## Your task
Lift out all lines below that contain "landings".

— Start of Task input —

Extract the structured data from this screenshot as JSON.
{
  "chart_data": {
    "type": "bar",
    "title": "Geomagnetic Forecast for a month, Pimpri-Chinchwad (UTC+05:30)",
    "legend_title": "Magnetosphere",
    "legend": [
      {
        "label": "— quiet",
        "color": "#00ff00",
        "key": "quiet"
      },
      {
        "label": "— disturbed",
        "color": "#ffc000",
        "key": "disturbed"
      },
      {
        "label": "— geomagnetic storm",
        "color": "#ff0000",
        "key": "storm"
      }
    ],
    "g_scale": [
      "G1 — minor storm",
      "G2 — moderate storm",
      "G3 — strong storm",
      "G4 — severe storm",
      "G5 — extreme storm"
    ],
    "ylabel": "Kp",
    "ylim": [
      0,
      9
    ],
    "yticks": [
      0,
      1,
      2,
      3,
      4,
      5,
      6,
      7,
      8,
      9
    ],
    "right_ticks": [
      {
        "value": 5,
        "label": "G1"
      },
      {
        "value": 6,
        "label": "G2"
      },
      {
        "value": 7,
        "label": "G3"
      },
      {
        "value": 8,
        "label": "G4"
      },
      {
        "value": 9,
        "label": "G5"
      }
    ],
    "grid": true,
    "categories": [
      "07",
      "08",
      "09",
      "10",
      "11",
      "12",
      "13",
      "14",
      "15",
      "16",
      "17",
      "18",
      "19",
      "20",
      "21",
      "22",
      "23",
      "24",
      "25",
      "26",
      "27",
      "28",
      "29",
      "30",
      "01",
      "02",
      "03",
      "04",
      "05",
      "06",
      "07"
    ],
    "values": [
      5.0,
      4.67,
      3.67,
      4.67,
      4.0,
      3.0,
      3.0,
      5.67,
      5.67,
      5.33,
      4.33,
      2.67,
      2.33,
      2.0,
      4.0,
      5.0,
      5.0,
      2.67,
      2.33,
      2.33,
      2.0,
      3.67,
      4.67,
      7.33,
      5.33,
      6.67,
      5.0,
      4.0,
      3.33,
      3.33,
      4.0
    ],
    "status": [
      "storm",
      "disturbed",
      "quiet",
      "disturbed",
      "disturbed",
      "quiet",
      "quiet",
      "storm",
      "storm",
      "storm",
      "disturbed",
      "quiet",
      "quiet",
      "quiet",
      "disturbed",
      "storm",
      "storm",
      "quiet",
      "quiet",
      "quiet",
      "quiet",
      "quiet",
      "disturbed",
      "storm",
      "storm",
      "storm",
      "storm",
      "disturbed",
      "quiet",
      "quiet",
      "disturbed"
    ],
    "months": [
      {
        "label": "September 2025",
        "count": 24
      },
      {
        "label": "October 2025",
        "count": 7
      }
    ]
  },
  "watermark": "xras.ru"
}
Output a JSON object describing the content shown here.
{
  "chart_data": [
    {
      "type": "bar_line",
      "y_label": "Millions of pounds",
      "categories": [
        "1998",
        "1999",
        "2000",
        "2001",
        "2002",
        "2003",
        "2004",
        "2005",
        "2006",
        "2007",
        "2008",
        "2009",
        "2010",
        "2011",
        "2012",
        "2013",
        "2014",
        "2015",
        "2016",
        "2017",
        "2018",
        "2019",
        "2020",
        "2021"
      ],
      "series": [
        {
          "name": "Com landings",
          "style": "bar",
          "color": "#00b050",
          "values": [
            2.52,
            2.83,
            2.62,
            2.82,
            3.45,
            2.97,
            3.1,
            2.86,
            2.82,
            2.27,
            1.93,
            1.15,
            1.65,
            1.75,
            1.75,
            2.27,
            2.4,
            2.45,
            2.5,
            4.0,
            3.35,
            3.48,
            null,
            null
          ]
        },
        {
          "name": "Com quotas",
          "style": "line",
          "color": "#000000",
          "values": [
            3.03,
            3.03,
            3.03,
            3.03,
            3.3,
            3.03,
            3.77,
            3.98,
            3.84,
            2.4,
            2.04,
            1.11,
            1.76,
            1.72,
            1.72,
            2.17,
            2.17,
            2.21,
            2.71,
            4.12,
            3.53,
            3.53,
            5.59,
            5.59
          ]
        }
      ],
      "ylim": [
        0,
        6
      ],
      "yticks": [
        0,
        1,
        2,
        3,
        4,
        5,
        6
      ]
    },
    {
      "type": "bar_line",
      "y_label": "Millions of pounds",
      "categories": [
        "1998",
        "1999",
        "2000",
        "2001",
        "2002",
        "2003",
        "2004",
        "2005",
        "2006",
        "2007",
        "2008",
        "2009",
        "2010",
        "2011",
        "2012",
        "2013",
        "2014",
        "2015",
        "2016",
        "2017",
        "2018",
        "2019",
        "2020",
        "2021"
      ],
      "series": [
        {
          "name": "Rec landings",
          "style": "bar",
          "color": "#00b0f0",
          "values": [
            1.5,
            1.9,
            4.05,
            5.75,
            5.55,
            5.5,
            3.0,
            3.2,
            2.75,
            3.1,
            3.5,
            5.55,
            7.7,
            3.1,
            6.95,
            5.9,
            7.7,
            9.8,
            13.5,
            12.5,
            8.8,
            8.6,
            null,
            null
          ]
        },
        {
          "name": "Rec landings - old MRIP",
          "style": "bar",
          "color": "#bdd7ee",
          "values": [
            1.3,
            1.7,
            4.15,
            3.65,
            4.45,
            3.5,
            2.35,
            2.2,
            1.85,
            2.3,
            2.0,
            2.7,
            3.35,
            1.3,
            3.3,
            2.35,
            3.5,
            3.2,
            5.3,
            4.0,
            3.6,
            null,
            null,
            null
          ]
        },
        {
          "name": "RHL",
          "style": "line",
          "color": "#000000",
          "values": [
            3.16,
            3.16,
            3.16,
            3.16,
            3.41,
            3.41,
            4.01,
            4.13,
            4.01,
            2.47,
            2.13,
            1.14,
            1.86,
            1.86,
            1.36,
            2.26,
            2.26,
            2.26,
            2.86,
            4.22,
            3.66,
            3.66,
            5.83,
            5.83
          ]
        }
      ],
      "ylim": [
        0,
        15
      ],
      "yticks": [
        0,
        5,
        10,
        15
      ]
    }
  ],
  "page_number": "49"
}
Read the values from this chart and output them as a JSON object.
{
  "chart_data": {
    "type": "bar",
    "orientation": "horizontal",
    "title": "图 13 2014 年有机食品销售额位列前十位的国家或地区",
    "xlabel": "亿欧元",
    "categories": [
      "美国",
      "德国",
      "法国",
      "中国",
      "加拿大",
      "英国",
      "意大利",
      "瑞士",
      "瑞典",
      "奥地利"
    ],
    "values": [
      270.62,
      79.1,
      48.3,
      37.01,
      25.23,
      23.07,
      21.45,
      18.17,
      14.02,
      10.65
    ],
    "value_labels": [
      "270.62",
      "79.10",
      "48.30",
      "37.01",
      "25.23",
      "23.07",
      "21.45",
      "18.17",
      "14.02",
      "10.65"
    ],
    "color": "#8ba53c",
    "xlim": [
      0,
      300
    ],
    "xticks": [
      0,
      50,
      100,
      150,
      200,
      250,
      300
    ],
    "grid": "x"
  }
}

— End of Task input —

## Solution to this task
          "name": "Com landings",
          "name": "Rec landings",
          "name": "Rec landings - old MRIP",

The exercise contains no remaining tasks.